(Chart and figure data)
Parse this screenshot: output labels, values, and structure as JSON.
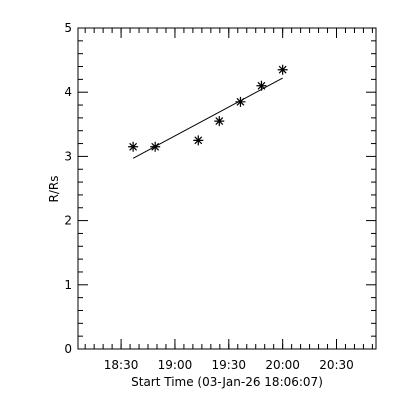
{
  "chart_data": {
    "type": "scatter",
    "xlabel": "Start Time (03-Jan-26 18:06:07)",
    "ylabel": "R/Rs",
    "x": [
      1116.7,
      1129,
      1153,
      1164.7,
      1176.5,
      1188.2,
      1200
    ],
    "values": [
      3.15,
      3.15,
      3.25,
      3.55,
      3.85,
      4.1,
      4.35
    ],
    "marker": "*",
    "color": "#000000",
    "fit": {
      "x": [
        1116.7,
        1200
      ],
      "values": [
        2.97,
        4.22
      ]
    },
    "xlim": [
      1086,
      1252
    ],
    "ylim": [
      0,
      5
    ],
    "xticks": [
      {
        "value": 1110,
        "label": "18:30"
      },
      {
        "value": 1140,
        "label": "19:00"
      },
      {
        "value": 1170,
        "label": "19:30"
      },
      {
        "value": 1200,
        "label": "20:00"
      },
      {
        "value": 1230,
        "label": "20:30"
      }
    ],
    "yticks": [
      0,
      1,
      2,
      3,
      4,
      5
    ]
  }
}
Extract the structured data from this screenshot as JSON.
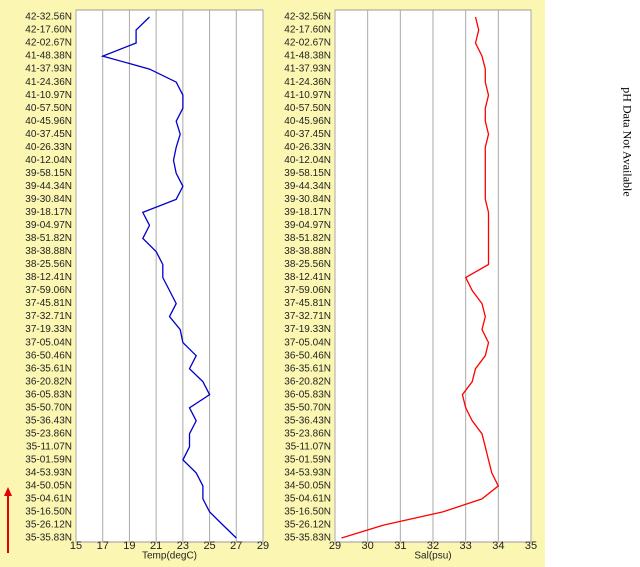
{
  "chart_data": [
    {
      "type": "line",
      "orientation": "horizontal",
      "xlabel": "Temp(degC)",
      "categories": [
        "42-32.56N",
        "42-17.60N",
        "42-02.67N",
        "41-48.38N",
        "41-37.93N",
        "41-24.36N",
        "41-10.97N",
        "40-57.50N",
        "40-45.96N",
        "40-37.45N",
        "40-26.33N",
        "40-12.04N",
        "39-58.15N",
        "39-44.34N",
        "39-30.84N",
        "39-18.17N",
        "39-04.97N",
        "38-51.82N",
        "38-38.88N",
        "38-25.56N",
        "38-12.41N",
        "37-59.06N",
        "37-45.81N",
        "37-32.71N",
        "37-19.33N",
        "37-05.04N",
        "36-50.46N",
        "36-35.61N",
        "36-20.82N",
        "36-05.83N",
        "35-50.70N",
        "35-36.43N",
        "35-23.86N",
        "35-11.07N",
        "35-01.59N",
        "34-53.93N",
        "34-50.05N",
        "35-04.61N",
        "35-16.50N",
        "35-26.12N",
        "35-35.83N"
      ],
      "series": [
        {
          "color": "#0000cc",
          "values": [
            20.5,
            19.5,
            19.5,
            17,
            20.5,
            22.5,
            23,
            23,
            22.5,
            22.8,
            22.5,
            22.3,
            22.5,
            23,
            22.5,
            20,
            20.5,
            20,
            21,
            21.5,
            21.5,
            22,
            22.5,
            22,
            22.8,
            23,
            24,
            23.5,
            24.5,
            25,
            23.5,
            24,
            23.5,
            23.5,
            23,
            24,
            24.5,
            24.5,
            25,
            26,
            27
          ]
        }
      ],
      "xlim": [
        15,
        29
      ],
      "xticks": [
        15,
        17,
        19,
        21,
        23,
        25,
        27,
        29
      ],
      "grid": true
    },
    {
      "type": "line",
      "orientation": "horizontal",
      "xlabel": "Sal(psu)",
      "categories": [
        "42-32.56N",
        "42-17.60N",
        "42-02.67N",
        "41-48.38N",
        "41-37.93N",
        "41-24.36N",
        "41-10.97N",
        "40-57.50N",
        "40-45.96N",
        "40-37.45N",
        "40-26.33N",
        "40-12.04N",
        "39-58.15N",
        "39-44.34N",
        "39-30.84N",
        "39-18.17N",
        "39-04.97N",
        "38-51.82N",
        "38-38.88N",
        "38-25.56N",
        "38-12.41N",
        "37-59.06N",
        "37-45.81N",
        "37-32.71N",
        "37-19.33N",
        "37-05.04N",
        "36-50.46N",
        "36-35.61N",
        "36-20.82N",
        "36-05.83N",
        "35-50.70N",
        "35-36.43N",
        "35-23.86N",
        "35-11.07N",
        "35-01.59N",
        "34-53.93N",
        "34-50.05N",
        "35-04.61N",
        "35-16.50N",
        "35-26.12N",
        "35-35.83N"
      ],
      "series": [
        {
          "color": "#ff0000",
          "values": [
            33.3,
            33.4,
            33.3,
            33.5,
            33.6,
            33.6,
            33.7,
            33.6,
            33.6,
            33.7,
            33.6,
            33.6,
            33.6,
            33.6,
            33.6,
            33.7,
            33.7,
            33.7,
            33.7,
            33.7,
            33.0,
            33.2,
            33.5,
            33.6,
            33.5,
            33.7,
            33.6,
            33.3,
            33.2,
            32.9,
            33.0,
            33.2,
            33.5,
            33.6,
            33.7,
            33.8,
            34.0,
            33.5,
            32.3,
            30.5,
            29.2
          ]
        }
      ],
      "xlim": [
        29,
        35
      ],
      "xticks": [
        29,
        30,
        31,
        32,
        33,
        34,
        35
      ],
      "grid": true
    }
  ],
  "side_note": "pH Data Not Available"
}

■ Given task
Give solely the number of lines in the data that contain the string "this".

■ Task output
2